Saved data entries
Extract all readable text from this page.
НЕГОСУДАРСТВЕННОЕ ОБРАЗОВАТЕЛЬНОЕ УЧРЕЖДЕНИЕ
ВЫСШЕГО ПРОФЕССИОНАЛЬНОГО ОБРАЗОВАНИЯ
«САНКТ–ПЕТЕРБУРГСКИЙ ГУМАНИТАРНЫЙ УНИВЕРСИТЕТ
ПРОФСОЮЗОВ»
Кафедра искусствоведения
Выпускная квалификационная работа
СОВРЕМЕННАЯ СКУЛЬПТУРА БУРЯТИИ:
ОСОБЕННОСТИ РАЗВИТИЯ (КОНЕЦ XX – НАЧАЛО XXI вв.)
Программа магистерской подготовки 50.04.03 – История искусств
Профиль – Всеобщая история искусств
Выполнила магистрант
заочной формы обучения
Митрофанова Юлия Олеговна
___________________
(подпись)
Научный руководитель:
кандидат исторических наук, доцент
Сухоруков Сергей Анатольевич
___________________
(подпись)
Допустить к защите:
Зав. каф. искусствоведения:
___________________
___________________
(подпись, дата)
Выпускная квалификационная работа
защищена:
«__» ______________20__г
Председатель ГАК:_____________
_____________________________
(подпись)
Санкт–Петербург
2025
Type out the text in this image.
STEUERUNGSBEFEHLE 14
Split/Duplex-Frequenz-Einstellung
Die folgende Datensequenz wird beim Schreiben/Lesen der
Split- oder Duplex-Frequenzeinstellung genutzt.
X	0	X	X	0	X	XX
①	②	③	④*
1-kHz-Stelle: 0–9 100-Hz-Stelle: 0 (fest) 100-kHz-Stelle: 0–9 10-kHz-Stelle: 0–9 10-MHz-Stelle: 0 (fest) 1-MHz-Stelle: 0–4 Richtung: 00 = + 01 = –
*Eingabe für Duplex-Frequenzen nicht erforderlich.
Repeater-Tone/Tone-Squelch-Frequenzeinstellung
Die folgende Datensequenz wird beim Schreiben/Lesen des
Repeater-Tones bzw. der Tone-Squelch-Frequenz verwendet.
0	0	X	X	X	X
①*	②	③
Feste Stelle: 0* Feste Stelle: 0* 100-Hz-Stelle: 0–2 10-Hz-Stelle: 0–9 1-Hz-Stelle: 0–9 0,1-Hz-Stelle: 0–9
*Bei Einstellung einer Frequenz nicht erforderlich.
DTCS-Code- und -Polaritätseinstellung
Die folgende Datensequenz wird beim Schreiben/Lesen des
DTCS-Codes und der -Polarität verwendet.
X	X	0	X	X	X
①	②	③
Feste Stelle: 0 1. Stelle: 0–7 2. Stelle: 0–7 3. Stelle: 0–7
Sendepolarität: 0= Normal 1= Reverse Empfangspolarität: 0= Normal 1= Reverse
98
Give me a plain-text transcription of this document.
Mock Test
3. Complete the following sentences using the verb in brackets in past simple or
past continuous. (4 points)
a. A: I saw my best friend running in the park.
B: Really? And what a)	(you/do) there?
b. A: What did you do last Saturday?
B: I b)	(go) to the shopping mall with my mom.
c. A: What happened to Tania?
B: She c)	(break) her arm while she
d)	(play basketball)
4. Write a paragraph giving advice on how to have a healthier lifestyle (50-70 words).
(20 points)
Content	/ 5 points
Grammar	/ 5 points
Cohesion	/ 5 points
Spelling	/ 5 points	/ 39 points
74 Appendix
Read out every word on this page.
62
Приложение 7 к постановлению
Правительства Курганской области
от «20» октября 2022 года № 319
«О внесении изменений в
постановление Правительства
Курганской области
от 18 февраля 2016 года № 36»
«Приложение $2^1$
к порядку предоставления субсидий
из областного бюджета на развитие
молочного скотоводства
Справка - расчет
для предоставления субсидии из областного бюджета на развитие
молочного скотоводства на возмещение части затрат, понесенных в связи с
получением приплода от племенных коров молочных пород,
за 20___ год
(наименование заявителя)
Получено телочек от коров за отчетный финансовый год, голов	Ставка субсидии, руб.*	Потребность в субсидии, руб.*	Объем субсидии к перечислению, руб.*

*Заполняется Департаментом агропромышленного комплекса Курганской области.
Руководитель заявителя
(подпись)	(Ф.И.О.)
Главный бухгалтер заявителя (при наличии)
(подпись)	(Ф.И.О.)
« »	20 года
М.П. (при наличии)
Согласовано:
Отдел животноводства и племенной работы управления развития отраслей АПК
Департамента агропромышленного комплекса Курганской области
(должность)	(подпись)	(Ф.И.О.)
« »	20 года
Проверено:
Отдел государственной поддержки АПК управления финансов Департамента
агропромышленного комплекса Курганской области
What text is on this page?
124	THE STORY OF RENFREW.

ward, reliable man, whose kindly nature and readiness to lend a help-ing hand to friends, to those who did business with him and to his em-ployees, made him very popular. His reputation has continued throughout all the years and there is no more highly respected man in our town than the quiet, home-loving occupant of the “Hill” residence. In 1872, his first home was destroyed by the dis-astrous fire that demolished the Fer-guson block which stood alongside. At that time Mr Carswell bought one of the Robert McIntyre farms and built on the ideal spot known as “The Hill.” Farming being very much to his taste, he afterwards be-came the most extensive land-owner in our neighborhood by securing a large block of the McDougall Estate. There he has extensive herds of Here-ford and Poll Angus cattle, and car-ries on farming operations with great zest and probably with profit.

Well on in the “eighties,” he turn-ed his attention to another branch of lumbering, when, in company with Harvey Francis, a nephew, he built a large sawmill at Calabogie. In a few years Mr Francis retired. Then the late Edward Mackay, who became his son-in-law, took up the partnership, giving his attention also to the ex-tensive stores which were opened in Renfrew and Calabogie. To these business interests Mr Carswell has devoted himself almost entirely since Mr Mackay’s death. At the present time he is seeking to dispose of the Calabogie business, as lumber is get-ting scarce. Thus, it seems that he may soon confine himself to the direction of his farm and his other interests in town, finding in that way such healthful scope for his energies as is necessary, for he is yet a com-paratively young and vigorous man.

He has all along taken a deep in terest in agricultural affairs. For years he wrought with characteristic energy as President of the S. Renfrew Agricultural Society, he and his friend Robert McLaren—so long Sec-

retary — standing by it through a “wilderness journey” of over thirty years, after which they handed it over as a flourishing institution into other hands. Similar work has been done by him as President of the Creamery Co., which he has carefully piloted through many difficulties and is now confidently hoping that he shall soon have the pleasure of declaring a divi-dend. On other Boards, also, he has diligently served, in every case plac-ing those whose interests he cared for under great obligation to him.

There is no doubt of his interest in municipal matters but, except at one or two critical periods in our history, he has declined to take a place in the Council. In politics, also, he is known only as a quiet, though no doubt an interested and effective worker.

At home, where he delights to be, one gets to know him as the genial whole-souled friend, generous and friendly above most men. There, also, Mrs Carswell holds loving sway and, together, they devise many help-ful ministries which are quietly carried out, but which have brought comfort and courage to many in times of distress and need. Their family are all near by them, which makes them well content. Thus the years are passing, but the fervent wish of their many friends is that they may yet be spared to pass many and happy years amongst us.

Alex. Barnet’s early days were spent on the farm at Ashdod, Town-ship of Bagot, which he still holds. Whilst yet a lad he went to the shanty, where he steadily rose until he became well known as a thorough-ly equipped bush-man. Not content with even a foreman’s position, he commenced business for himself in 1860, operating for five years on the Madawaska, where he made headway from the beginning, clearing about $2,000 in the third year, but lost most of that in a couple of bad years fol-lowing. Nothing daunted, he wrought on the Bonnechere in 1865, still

■ Your instructions
Extract the full listing and reproduce each line exactly.

■ Finished task
Extract all readable text from this page.
НЕГОСУДАРСТВЕННОЕ ОБРАЗОВАТЕЛЬНОЕ УЧРЕЖДЕНИЕ
ВЫСШЕГО ПРОФЕССИОНАЛЬНОГО ОБРАЗОВАНИЯ
«САНКТ–ПЕТЕРБУРГСКИЙ ГУМАНИТАРНЫЙ УНИВЕРСИТЕТ
ПРОФСОЮЗОВ»
Кафедра искусствоведения
Выпускная квалификационная работа
СОВРЕМЕННАЯ СКУЛЬПТУРА БУРЯТИИ:
ОСОБЕННОСТИ РАЗВИТИЯ (КОНЕЦ XX – НАЧАЛО XXI вв.)
Программа магистерской подготовки 50.04.03 – История искусств
Профиль – Всеобщая история искусств
Выполнила магистрант
заочной формы обучения
Митрофанова Юлия Олеговна
___________________
(подпись)
Научный руководитель:
кандидат исторических наук, доцент
Сухоруков Сергей Анатольевич
___________________
(подпись)
Допустить к защите:
Зав. каф. искусствоведения:
___________________
___________________
(подпись, дата)
Выпускная квалификационная работа
защищена:
«__» ______________20__г
Председатель ГАК:_____________
_____________________________
(подпись)
Санкт–Петербург
2025
Type out the text in this image.
STEUERUNGSBEFEHLE 14
Split/Duplex-Frequenz-Einstellung
Die folgende Datensequenz wird beim Schreiben/Lesen der
Split- oder Duplex-Frequenzeinstellung genutzt.
X	0	X	X	0	X	XX
①	②	③	④*
1-kHz-Stelle: 0–9 100-Hz-Stelle: 0 (fest) 100-kHz-Stelle: 0–9 10-kHz-Stelle: 0–9 10-MHz-Stelle: 0 (fest) 1-MHz-Stelle: 0–4 Richtung: 00 = + 01 = –
*Eingabe für Duplex-Frequenzen nicht erforderlich.
Repeater-Tone/Tone-Squelch-Frequenzeinstellung
Die folgende Datensequenz wird beim Schreiben/Lesen des
Repeater-Tones bzw. der Tone-Squelch-Frequenz verwendet.
0	0	X	X	X	X
①*	②	③
Feste Stelle: 0* Feste Stelle: 0* 100-Hz-Stelle: 0–2 10-Hz-Stelle: 0–9 1-Hz-Stelle: 0–9 0,1-Hz-Stelle: 0–9
*Bei Einstellung einer Frequenz nicht erforderlich.
DTCS-Code- und -Polaritätseinstellung
Die folgende Datensequenz wird beim Schreiben/Lesen des
DTCS-Codes und der -Polarität verwendet.
X	X	0	X	X	X
①	②	③
Feste Stelle: 0 1. Stelle: 0–7 2. Stelle: 0–7 3. Stelle: 0–7
Sendepolarität: 0= Normal 1= Reverse Empfangspolarität: 0= Normal 1= Reverse
98
Give me a plain-text transcription of this document.
Mock Test
3. Complete the following sentences using the verb in brackets in past simple or
past continuous. (4 points)
a. A: I saw my best friend running in the park.
B: Really? And what a)	(you/do) there?
b. A: What did you do last Saturday?
B: I b)	(go) to the shopping mall with my mom.
c. A: What happened to Tania?
B: She c)	(break) her arm while she
d)	(play basketball)
4. Write a paragraph giving advice on how to have a healthier lifestyle (50-70 words).
(20 points)
Content	/ 5 points
Grammar	/ 5 points
Cohesion	/ 5 points
Spelling	/ 5 points	/ 39 points
74 Appendix
Read out every word on this page.
62
Приложение 7 к постановлению
Правительства Курганской области
от «20» октября 2022 года № 319
«О внесении изменений в
постановление Правительства
Курганской области
от 18 февраля 2016 года № 36»
«Приложение $2^1$
к порядку предоставления субсидий
из областного бюджета на развитие
молочного скотоводства
Справка - расчет
для предоставления субсидии из областного бюджета на развитие
молочного скотоводства на возмещение части затрат, понесенных в связи с
получением приплода от племенных коров молочных пород,
за 20___ год
(наименование заявителя)
Получено телочек от коров за отчетный финансовый год, голов	Ставка субсидии, руб.*	Потребность в субсидии, руб.*	Объем субсидии к перечислению, руб.*

*Заполняется Департаментом агропромышленного комплекса Курганской области.
Руководитель заявителя
(подпись)	(Ф.И.О.)
Главный бухгалтер заявителя (при наличии)
(подпись)	(Ф.И.О.)
« »	20 года
М.П. (при наличии)
Согласовано:
Отдел животноводства и племенной работы управления развития отраслей АПК
Департамента агропромышленного комплекса Курганской области
(должность)	(подпись)	(Ф.И.О.)
« »	20 года
Проверено:
Отдел государственной поддержки АПК управления финансов Департамента
агропромышленного комплекса Курганской области
What text is on this page?
124	THE STORY OF RENFREW.

ward, reliable man, whose kindly nature and readiness to lend a help-ing hand to friends, to those who did business with him and to his em-ployees, made him very popular. His reputation has continued throughout all the years and there is no more highly respected man in our town than the quiet, home-loving occupant of the “Hill” residence. In 1872, his first home was destroyed by the dis-astrous fire that demolished the Fer-guson block which stood alongside. At that time Mr Carswell bought one of the Robert McIntyre farms and built on the ideal spot known as “The Hill.” Farming being very much to his taste, he afterwards be-came the most extensive land-owner in our neighborhood by securing a large block of the McDougall Estate. There he has extensive herds of Here-ford and Poll Angus cattle, and car-ries on farming operations with great zest and probably with profit.

Well on in the “eighties,” he turn-ed his attention to another branch of lumbering, when, in company with Harvey Francis, a nephew, he built a large sawmill at Calabogie. In a few years Mr Francis retired. Then the late Edward Mackay, who became his son-in-law, took up the partnership, giving his attention also to the ex-tensive stores which were opened in Renfrew and Calabogie. To these business interests Mr Carswell has devoted himself almost entirely since Mr Mackay’s death. At the present time he is seeking to dispose of the Calabogie business, as lumber is get-ting scarce. Thus, it seems that he may soon confine himself to the direction of his farm and his other interests in town, finding in that way such healthful scope for his energies as is necessary, for he is yet a com-paratively young and vigorous man.

He has all along taken a deep in terest in agricultural affairs. For years he wrought with characteristic energy as President of the S. Renfrew Agricultural Society, he and his friend Robert McLaren—so long Sec-

retary — standing by it through a “wilderness journey” of over thirty years, after which they handed it over as a flourishing institution into other hands. Similar work has been done by him as President of the Creamery Co., which he has carefully piloted through many difficulties and is now confidently hoping that he shall soon have the pleasure of declaring a divi-dend. On other Boards, also, he has diligently served, in every case plac-ing those whose interests he cared for under great obligation to him.

There is no doubt of his interest in municipal matters but, except at one or two critical periods in our history, he has declined to take a place in the Council. In politics, also, he is known only as a quiet, though no doubt an interested and effective worker.

At home, where he delights to be, one gets to know him as the genial whole-souled friend, generous and friendly above most men. There, also, Mrs Carswell holds loving sway and, together, they devise many help-ful ministries which are quietly carried out, but which have brought comfort and courage to many in times of distress and need. Their family are all near by them, which makes them well content. Thus the years are passing, but the fervent wish of their many friends is that they may yet be spared to pass many and happy years amongst us.

Alex. Barnet’s early days were spent on the farm at Ashdod, Town-ship of Bagot, which he still holds. Whilst yet a lad he went to the shanty, where he steadily rose until he became well known as a thorough-ly equipped bush-man. Not content with even a foreman’s position, he commenced business for himself in 1860, operating for five years on the Madawaska, where he made headway from the beginning, clearing about $2,000 in the third year, but lost most of that in a couple of bad years fol-lowing. Nothing daunted, he wrought on the Bonnechere in 1865, still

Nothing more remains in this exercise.